◆ Set task: Gather all lines containing the string "Прочность" and copy them out.

** BEGIN Supplied records **

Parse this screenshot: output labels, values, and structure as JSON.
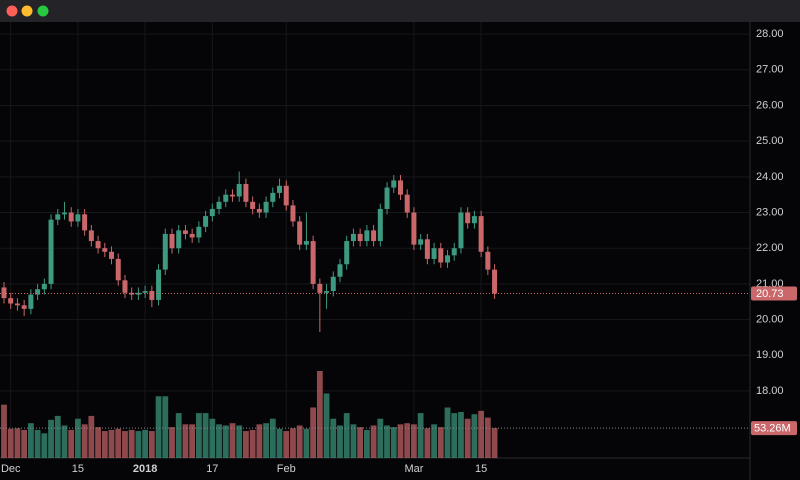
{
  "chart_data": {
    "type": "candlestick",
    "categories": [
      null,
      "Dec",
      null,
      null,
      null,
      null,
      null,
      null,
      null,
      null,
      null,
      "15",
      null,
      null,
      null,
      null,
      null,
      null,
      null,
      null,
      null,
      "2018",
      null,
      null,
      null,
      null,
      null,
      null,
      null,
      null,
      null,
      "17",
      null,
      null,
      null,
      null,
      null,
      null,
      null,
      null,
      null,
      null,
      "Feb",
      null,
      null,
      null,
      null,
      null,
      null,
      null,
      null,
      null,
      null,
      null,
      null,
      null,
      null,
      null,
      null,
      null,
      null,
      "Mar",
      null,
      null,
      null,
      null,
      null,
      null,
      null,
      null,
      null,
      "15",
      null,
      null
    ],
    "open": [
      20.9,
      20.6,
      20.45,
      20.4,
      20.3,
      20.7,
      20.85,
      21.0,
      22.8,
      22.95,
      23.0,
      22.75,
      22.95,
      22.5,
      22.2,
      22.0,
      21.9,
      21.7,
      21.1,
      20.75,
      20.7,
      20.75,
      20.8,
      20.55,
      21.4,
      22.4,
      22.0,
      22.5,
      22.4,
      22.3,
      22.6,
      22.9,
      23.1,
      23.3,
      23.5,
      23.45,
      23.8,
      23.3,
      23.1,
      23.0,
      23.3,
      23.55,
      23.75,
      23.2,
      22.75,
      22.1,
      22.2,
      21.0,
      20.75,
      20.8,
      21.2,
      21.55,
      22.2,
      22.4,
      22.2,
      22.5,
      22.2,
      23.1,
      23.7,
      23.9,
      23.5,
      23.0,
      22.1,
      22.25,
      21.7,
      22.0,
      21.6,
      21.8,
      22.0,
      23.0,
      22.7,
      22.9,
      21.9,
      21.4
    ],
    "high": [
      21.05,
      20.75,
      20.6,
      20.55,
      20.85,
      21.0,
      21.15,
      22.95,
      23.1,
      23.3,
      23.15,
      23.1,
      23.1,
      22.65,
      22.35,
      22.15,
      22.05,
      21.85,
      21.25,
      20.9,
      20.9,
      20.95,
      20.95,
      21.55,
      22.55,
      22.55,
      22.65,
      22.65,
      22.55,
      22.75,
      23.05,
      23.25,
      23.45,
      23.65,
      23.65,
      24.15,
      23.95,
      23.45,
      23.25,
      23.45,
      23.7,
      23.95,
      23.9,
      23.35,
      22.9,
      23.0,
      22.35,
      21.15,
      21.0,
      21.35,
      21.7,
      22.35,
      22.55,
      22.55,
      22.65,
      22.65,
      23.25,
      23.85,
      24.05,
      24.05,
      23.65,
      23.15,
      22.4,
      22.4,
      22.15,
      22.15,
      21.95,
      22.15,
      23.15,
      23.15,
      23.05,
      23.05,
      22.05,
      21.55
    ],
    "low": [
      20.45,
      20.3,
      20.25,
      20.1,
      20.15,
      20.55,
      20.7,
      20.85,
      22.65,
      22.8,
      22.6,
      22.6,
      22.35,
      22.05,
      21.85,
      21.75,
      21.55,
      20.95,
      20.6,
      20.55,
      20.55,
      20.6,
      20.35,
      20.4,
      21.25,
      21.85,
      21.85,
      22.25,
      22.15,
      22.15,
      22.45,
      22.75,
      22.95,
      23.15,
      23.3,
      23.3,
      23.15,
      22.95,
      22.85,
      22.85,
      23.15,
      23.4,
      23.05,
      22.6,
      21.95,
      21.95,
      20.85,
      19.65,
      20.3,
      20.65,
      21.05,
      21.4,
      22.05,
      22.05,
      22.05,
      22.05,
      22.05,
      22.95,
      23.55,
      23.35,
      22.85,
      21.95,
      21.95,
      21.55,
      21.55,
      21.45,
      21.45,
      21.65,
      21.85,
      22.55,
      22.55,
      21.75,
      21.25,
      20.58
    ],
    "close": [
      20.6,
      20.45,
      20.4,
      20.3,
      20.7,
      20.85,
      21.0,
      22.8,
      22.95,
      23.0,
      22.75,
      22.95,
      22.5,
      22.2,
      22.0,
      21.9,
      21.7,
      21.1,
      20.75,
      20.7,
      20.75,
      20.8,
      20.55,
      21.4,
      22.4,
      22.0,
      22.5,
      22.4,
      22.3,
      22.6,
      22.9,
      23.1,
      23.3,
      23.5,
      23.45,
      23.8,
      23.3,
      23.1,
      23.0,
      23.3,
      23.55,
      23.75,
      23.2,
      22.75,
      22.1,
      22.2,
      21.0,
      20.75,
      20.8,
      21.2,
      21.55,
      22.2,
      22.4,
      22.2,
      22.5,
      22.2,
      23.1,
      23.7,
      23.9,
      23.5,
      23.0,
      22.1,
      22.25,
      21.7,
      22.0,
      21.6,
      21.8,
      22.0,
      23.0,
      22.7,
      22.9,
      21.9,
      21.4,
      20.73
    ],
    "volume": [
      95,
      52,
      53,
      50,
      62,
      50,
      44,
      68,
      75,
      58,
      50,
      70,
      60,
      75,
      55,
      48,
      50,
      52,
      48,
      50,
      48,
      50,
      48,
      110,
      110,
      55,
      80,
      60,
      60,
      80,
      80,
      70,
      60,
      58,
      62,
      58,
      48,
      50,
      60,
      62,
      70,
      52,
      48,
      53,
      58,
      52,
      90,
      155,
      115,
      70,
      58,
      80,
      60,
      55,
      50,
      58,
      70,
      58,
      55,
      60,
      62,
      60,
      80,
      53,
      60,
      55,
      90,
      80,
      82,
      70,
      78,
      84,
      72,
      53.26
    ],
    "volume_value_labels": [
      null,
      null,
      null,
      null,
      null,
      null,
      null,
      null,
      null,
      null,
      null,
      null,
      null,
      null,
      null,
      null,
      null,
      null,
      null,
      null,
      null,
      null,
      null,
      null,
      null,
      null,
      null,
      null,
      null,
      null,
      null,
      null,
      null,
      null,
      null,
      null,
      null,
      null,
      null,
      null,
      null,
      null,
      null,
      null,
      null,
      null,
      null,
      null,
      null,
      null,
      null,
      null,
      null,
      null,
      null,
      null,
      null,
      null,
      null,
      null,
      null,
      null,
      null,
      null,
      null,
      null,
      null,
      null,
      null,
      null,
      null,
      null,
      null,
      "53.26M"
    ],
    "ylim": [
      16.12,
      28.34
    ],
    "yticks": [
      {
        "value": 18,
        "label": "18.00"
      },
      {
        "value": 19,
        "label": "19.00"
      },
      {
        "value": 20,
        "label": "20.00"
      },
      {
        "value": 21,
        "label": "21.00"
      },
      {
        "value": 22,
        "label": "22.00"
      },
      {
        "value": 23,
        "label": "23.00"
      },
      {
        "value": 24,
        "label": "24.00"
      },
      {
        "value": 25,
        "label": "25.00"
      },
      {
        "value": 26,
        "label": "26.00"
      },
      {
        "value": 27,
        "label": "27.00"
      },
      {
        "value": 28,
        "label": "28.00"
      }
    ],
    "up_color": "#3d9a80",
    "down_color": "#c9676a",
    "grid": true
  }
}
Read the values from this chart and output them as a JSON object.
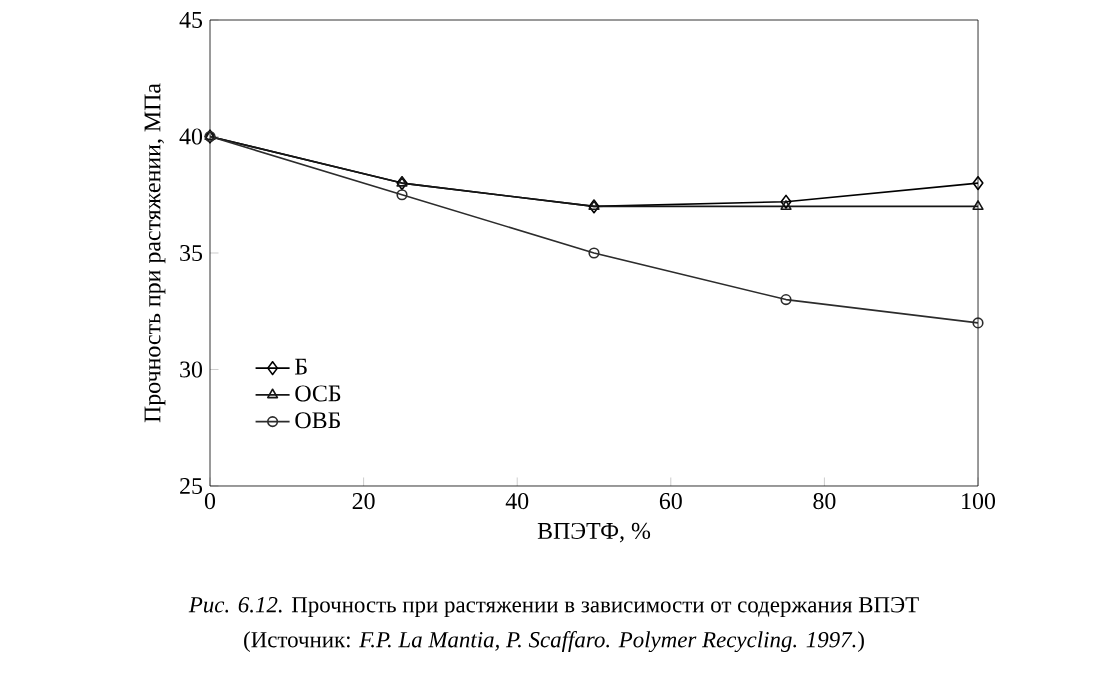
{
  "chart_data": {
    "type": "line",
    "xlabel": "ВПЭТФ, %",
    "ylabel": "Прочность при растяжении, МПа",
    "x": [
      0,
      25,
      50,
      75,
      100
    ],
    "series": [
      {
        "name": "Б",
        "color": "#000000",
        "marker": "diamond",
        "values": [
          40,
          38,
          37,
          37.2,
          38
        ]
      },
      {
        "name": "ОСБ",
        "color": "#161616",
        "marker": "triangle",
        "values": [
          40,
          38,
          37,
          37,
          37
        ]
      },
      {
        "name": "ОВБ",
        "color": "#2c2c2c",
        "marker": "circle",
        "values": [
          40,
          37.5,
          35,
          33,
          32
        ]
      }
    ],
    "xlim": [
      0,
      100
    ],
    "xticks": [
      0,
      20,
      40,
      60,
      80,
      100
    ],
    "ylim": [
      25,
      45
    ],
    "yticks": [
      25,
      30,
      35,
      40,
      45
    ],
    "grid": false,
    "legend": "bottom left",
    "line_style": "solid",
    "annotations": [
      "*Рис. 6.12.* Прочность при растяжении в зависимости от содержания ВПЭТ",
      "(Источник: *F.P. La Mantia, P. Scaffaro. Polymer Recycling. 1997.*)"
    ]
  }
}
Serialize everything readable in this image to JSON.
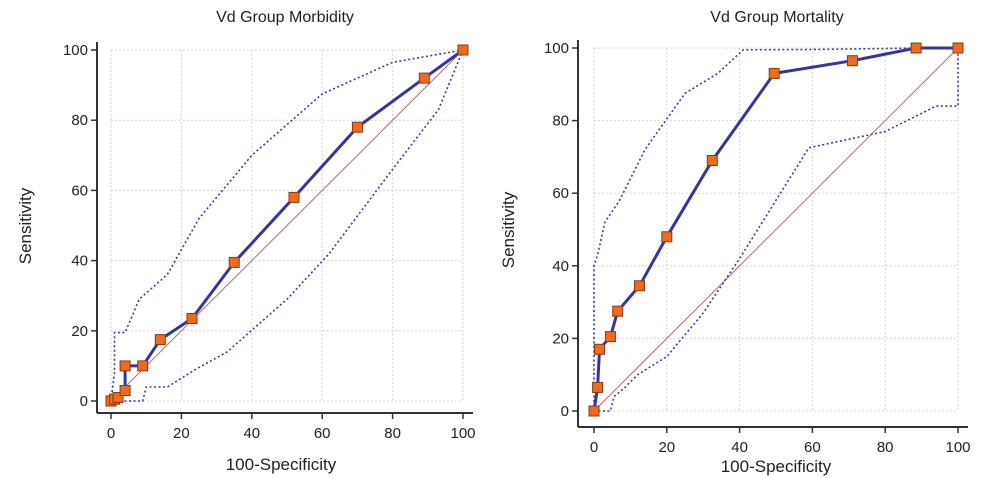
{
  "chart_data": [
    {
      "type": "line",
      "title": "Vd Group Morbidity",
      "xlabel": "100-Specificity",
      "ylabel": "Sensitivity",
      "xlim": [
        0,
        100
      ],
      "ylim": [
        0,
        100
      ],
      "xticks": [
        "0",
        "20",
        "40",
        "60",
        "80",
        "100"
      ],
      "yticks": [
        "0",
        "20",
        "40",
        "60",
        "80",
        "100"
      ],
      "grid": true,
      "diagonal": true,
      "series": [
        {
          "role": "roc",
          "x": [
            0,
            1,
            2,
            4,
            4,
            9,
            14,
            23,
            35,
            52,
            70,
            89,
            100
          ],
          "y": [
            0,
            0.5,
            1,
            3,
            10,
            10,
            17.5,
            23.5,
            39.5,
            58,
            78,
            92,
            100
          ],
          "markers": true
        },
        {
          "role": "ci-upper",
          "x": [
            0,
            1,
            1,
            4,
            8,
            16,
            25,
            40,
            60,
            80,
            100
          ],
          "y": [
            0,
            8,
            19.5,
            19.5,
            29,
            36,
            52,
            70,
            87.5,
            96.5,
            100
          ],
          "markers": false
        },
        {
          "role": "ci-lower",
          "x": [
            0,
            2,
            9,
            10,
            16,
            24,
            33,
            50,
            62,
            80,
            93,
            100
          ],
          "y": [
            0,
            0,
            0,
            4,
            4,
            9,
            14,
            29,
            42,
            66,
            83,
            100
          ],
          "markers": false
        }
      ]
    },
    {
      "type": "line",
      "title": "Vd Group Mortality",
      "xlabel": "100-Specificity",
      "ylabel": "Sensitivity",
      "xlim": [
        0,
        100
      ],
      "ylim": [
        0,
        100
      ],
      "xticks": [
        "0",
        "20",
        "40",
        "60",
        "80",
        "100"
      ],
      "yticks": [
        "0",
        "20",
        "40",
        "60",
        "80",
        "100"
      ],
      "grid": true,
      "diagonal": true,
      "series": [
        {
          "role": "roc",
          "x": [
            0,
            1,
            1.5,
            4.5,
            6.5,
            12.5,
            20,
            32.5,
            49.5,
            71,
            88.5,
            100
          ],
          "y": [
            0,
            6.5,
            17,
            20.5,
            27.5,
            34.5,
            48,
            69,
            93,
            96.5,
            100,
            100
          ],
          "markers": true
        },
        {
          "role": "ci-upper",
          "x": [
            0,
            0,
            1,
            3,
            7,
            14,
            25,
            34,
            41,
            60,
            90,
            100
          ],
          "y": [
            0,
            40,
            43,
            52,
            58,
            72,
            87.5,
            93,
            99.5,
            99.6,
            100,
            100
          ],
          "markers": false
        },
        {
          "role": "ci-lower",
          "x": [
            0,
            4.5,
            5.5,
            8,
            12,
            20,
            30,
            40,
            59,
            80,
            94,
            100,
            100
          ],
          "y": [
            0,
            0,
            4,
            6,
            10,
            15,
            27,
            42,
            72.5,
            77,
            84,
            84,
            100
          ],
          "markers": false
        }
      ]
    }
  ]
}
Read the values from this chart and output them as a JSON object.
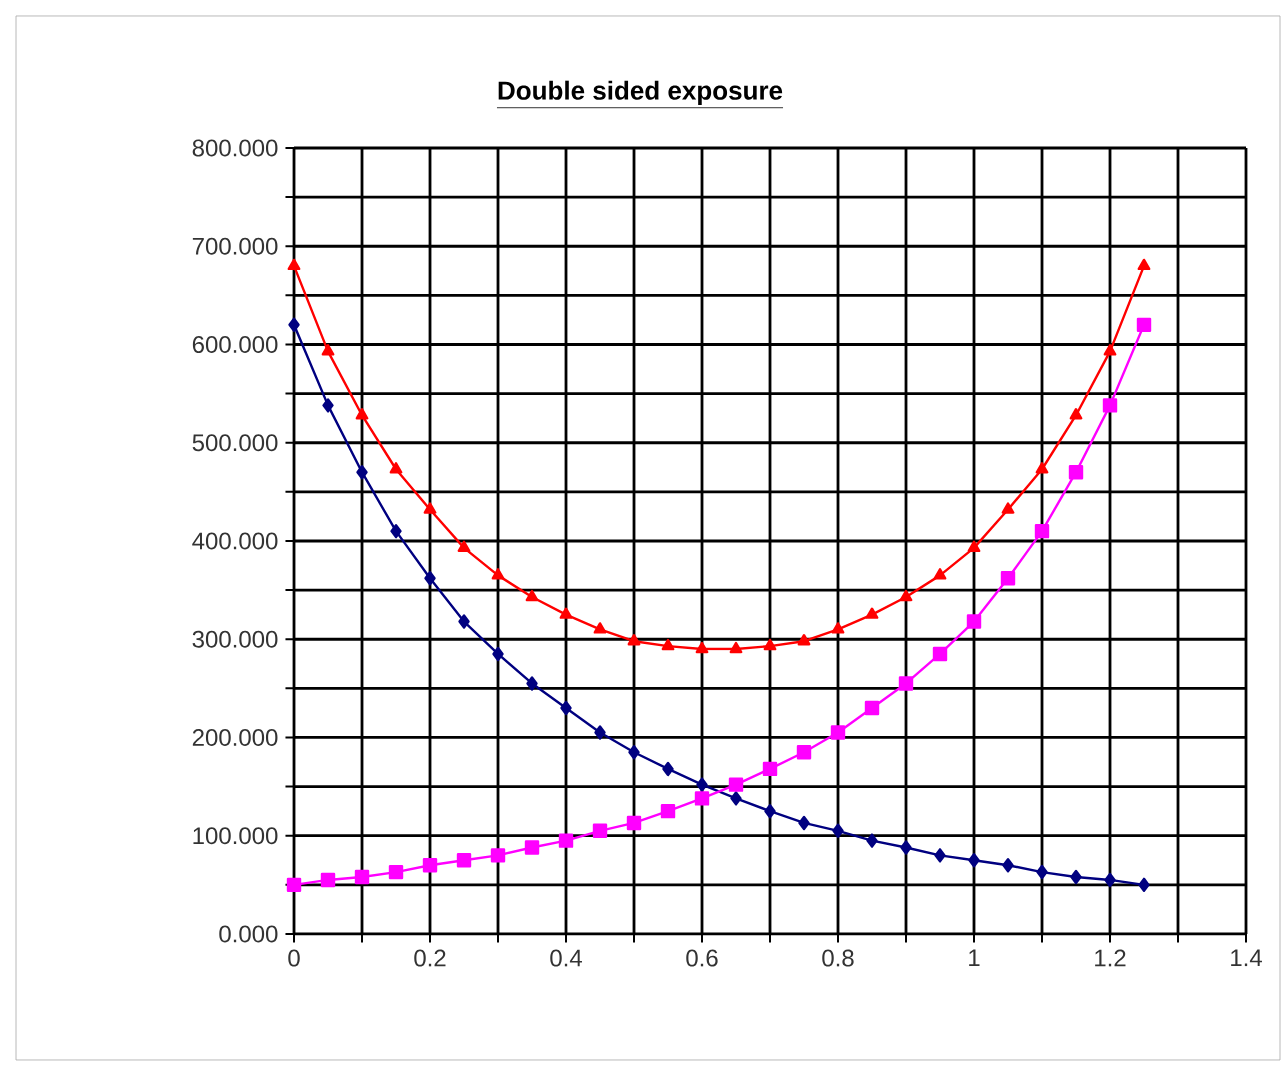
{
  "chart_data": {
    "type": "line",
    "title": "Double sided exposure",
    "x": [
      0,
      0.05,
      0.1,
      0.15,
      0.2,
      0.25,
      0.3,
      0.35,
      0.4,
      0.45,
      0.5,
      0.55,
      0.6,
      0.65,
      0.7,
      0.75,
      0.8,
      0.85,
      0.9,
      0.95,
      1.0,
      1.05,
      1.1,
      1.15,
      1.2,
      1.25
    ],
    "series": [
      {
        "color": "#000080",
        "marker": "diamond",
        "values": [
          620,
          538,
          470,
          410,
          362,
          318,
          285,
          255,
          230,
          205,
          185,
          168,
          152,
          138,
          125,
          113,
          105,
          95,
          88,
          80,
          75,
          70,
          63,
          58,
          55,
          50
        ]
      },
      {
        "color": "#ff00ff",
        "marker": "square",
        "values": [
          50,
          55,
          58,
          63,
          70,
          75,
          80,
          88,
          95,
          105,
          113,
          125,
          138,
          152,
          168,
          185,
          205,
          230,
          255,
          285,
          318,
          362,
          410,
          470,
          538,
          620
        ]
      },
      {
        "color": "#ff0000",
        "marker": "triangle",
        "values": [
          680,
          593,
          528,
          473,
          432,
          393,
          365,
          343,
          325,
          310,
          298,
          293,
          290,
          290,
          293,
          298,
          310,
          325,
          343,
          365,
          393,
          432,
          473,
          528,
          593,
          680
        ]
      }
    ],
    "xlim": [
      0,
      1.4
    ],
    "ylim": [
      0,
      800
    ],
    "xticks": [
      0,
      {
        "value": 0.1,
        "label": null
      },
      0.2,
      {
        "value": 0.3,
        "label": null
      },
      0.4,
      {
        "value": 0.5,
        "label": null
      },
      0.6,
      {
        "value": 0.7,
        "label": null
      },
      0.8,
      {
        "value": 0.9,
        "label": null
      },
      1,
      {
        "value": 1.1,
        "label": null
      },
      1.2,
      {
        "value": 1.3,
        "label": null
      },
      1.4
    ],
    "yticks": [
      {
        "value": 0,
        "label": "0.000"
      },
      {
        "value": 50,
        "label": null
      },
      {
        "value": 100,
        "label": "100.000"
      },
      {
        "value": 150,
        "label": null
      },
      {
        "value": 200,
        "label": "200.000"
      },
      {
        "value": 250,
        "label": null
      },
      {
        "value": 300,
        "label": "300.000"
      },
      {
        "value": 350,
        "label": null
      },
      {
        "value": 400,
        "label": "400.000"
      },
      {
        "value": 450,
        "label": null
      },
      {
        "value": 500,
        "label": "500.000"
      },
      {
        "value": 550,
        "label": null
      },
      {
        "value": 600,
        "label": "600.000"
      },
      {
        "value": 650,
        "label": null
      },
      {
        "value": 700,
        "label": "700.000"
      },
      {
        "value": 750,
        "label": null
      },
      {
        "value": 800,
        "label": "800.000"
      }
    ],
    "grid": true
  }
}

** END Supplied records **

◆ Solution:
    "ylabel": "Прочность при растяжении, МПа",
      "*Рис. 6.12.* Прочность при растяжении в зависимости от содержания ВПЭТ",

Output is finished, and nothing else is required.